**GOAL**
Write out every entry exactly as it stands.

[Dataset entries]
------------------------------
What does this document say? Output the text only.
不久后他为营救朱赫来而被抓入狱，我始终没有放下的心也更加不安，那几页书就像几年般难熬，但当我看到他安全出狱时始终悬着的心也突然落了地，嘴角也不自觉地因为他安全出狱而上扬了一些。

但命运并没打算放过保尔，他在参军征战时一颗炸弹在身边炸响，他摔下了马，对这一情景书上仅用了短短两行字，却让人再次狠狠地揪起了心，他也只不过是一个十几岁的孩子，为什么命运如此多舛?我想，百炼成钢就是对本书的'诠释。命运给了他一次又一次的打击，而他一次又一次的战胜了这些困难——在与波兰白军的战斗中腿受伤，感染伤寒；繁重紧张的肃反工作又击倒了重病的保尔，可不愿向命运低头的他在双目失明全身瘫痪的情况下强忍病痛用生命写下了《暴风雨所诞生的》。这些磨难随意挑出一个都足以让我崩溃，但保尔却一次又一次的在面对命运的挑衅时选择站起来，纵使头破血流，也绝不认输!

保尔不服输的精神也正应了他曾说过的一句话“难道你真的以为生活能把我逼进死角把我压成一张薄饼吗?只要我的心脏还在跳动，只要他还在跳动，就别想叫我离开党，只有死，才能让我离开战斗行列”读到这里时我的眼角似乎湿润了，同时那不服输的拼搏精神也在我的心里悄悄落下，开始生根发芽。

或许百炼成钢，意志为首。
------------------------------
**PROBLEM SOLUTION**
What does this document say? Output the text only.
不久后他为营救朱赫来而被抓入狱，我始终没有放下的心也更加不安，那几页书就像几年般难熬，但当我看到他安全出狱时始终悬着的心也突然落了地，嘴角也不自觉地因为他安全出狱而上扬了一些。

但命运并没打算放过保尔，他在参军征战时一颗炸弹在身边炸响，他摔下了马，对这一情景书上仅用了短短两行字，却让人再次狠狠地揪起了心，他也只不过是一个十几岁的孩子，为什么命运如此多舛?我想，百炼成钢就是对本书的'诠释。命运给了他一次又一次的打击，而他一次又一次的战胜了这些困难——在与波兰白军的战斗中腿受伤，感染伤寒；繁重紧张的肃反工作又击倒了重病的保尔，可不愿向命运低头的他在双目失明全身瘫痪的情况下强忍病痛用生命写下了《暴风雨所诞生的》。这些磨难随意挑出一个都足以让我崩溃，但保尔却一次又一次的在面对命运的挑衅时选择站起来，纵使头破血流，也绝不认输!

保尔不服输的精神也正应了他曾说过的一句话“难道你真的以为生活能把我逼进死角把我压成一张薄饼吗?只要我的心脏还在跳动，只要他还在跳动，就别想叫我离开党，只有死，才能让我离开战斗行列”读到这里时我的眼角似乎湿润了，同时那不服输的拼搏精神也在我的心里悄悄落下，开始生根发芽。

或许百炼成钢，意志为首。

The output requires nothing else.